Task description -
Transcribe the listing below word for word.
[Start]
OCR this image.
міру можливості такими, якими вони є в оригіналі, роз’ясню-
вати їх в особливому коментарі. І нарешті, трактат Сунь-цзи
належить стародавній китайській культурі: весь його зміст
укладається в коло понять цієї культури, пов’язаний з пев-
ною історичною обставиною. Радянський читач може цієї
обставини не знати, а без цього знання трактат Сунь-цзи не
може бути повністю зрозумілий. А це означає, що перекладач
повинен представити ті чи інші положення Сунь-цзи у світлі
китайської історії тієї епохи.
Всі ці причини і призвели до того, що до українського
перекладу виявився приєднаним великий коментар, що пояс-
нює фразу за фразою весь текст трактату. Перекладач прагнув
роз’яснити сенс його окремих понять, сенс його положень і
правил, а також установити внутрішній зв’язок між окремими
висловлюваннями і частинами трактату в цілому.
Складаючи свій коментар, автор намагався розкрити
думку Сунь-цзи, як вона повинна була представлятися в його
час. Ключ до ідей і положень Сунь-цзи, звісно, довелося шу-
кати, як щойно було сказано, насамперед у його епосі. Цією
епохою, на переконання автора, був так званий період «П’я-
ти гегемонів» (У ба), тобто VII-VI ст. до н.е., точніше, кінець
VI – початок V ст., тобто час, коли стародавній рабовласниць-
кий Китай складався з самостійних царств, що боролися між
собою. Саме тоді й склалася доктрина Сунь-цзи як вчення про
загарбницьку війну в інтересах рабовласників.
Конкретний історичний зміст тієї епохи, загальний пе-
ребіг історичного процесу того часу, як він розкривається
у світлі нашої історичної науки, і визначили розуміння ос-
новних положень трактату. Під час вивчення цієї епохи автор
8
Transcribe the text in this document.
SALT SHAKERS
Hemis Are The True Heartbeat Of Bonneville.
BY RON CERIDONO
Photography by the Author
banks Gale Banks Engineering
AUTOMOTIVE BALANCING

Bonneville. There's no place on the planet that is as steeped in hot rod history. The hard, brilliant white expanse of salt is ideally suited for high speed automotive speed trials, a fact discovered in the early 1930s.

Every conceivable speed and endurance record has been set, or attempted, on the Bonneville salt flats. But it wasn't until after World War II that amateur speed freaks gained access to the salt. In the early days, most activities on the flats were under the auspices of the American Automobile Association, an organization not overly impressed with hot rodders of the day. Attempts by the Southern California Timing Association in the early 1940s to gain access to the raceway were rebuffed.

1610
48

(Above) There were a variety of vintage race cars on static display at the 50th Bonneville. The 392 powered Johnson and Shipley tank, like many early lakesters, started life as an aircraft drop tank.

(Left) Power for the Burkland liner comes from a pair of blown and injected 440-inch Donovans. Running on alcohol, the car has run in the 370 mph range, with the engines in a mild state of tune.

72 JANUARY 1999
[End]
Final result -
OCR this image.
міру можливості такими, якими вони є в оригіналі, роз’ясню-
вати їх в особливому коментарі. І нарешті, трактат Сунь-цзи
належить стародавній китайській культурі: весь його зміст
укладається в коло понять цієї культури, пов’язаний з пев-
ною історичною обставиною. Радянський читач може цієї
обставини не знати, а без цього знання трактат Сунь-цзи не
може бути повністю зрозумілий. А це означає, що перекладач
повинен представити ті чи інші положення Сунь-цзи у світлі
китайської історії тієї епохи.
Всі ці причини і призвели до того, що до українського
перекладу виявився приєднаним великий коментар, що пояс-
нює фразу за фразою весь текст трактату. Перекладач прагнув
роз’яснити сенс його окремих понять, сенс його положень і
правил, а також установити внутрішній зв’язок між окремими
висловлюваннями і частинами трактату в цілому.
Складаючи свій коментар, автор намагався розкрити
думку Сунь-цзи, як вона повинна була представлятися в його
час. Ключ до ідей і положень Сунь-цзи, звісно, довелося шу-
кати, як щойно було сказано, насамперед у його епосі. Цією
епохою, на переконання автора, був так званий період «П’я-
ти гегемонів» (У ба), тобто VII-VI ст. до н.е., точніше, кінець
VI – початок V ст., тобто час, коли стародавній рабовласниць-
кий Китай складався з самостійних царств, що боролися між
собою. Саме тоді й склалася доктрина Сунь-цзи як вчення про
загарбницьку війну в інтересах рабовласників.
Конкретний історичний зміст тієї епохи, загальний пе-
ребіг історичного процесу того часу, як він розкривається
у світлі нашої історичної науки, і визначили розуміння ос-
новних положень трактату. Під час вивчення цієї епохи автор
8
Transcribe the text in this document.
SALT SHAKERS
Hemis Are The True Heartbeat Of Bonneville.
BY RON CERIDONO
Photography by the Author
banks Gale Banks Engineering
AUTOMOTIVE BALANCING

Bonneville. There's no place on the planet that is as steeped in hot rod history. The hard, brilliant white expanse of salt is ideally suited for high speed automotive speed trials, a fact discovered in the early 1930s.

Every conceivable speed and endurance record has been set, or attempted, on the Bonneville salt flats. But it wasn't until after World War II that amateur speed freaks gained access to the salt. In the early days, most activities on the flats were under the auspices of the American Automobile Association, an organization not overly impressed with hot rodders of the day. Attempts by the Southern California Timing Association in the early 1940s to gain access to the raceway were rebuffed.

1610
48

(Above) There were a variety of vintage race cars on static display at the 50th Bonneville. The 392 powered Johnson and Shipley tank, like many early lakesters, started life as an aircraft drop tank.

(Left) Power for the Burkland liner comes from a pair of blown and injected 440-inch Donovans. Running on alcohol, the car has run in the 370 mph range, with the engines in a mild state of tune.

72 JANUARY 1999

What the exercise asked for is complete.